--- begin Supplied entries ---

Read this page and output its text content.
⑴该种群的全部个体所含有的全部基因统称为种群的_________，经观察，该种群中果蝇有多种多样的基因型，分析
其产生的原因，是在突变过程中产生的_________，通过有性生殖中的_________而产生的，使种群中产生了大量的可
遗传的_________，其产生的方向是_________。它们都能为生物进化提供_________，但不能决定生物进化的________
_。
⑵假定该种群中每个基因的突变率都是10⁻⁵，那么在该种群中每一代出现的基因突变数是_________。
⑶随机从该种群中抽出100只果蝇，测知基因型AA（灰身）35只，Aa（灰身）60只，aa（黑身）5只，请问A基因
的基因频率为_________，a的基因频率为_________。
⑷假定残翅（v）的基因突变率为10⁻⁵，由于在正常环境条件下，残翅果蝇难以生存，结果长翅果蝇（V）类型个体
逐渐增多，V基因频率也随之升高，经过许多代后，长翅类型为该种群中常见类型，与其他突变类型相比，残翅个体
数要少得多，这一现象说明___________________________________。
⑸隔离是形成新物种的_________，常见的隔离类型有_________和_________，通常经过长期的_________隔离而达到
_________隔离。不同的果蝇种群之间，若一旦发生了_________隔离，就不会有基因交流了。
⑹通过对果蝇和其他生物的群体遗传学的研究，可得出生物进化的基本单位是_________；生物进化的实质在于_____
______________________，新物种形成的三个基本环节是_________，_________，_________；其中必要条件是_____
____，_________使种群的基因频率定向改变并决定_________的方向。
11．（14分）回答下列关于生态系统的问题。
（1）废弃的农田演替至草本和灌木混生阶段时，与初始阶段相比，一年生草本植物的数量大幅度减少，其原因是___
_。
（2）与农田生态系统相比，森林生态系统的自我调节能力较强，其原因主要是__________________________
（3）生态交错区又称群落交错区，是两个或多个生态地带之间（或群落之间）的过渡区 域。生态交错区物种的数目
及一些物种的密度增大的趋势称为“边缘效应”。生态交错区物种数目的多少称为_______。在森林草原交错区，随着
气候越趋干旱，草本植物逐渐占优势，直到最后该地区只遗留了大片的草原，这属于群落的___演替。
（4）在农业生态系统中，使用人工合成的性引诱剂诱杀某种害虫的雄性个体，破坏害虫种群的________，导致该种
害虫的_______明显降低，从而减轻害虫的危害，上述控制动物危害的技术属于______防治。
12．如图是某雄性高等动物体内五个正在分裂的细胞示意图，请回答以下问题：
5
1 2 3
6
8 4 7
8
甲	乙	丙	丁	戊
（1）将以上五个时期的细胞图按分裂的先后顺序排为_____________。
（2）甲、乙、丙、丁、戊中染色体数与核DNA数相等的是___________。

--- end Supplied entries ---

Exercise aim >> Reproduce the records in full, exactly as written.

Task result >>
Read this page and output its text content.
⑴该种群的全部个体所含有的全部基因统称为种群的_________，经观察，该种群中果蝇有多种多样的基因型，分析
其产生的原因，是在突变过程中产生的_________，通过有性生殖中的_________而产生的，使种群中产生了大量的可
遗传的_________，其产生的方向是_________。它们都能为生物进化提供_________，但不能决定生物进化的________
_。
⑵假定该种群中每个基因的突变率都是10⁻⁵，那么在该种群中每一代出现的基因突变数是_________。
⑶随机从该种群中抽出100只果蝇，测知基因型AA（灰身）35只，Aa（灰身）60只，aa（黑身）5只，请问A基因
的基因频率为_________，a的基因频率为_________。
⑷假定残翅（v）的基因突变率为10⁻⁵，由于在正常环境条件下，残翅果蝇难以生存，结果长翅果蝇（V）类型个体
逐渐增多，V基因频率也随之升高，经过许多代后，长翅类型为该种群中常见类型，与其他突变类型相比，残翅个体
数要少得多，这一现象说明___________________________________。
⑸隔离是形成新物种的_________，常见的隔离类型有_________和_________，通常经过长期的_________隔离而达到
_________隔离。不同的果蝇种群之间，若一旦发生了_________隔离，就不会有基因交流了。
⑹通过对果蝇和其他生物的群体遗传学的研究，可得出生物进化的基本单位是_________；生物进化的实质在于_____
______________________，新物种形成的三个基本环节是_________，_________，_________；其中必要条件是_____
____，_________使种群的基因频率定向改变并决定_________的方向。
11．（14分）回答下列关于生态系统的问题。
（1）废弃的农田演替至草本和灌木混生阶段时，与初始阶段相比，一年生草本植物的数量大幅度减少，其原因是___
_。
（2）与农田生态系统相比，森林生态系统的自我调节能力较强，其原因主要是__________________________
（3）生态交错区又称群落交错区，是两个或多个生态地带之间（或群落之间）的过渡区 域。生态交错区物种的数目
及一些物种的密度增大的趋势称为“边缘效应”。生态交错区物种数目的多少称为_______。在森林草原交错区，随着
气候越趋干旱，草本植物逐渐占优势，直到最后该地区只遗留了大片的草原，这属于群落的___演替。
（4）在农业生态系统中，使用人工合成的性引诱剂诱杀某种害虫的雄性个体，破坏害虫种群的________，导致该种
害虫的_______明显降低，从而减轻害虫的危害，上述控制动物危害的技术属于______防治。
12．如图是某雄性高等动物体内五个正在分裂的细胞示意图，请回答以下问题：
5
1 2 3
6
8 4 7
8
甲	乙	丙	丁	戊
（1）将以上五个时期的细胞图按分裂的先后顺序排为_____________。
（2）甲、乙、丙、丁、戊中染色体数与核DNA数相等的是___________。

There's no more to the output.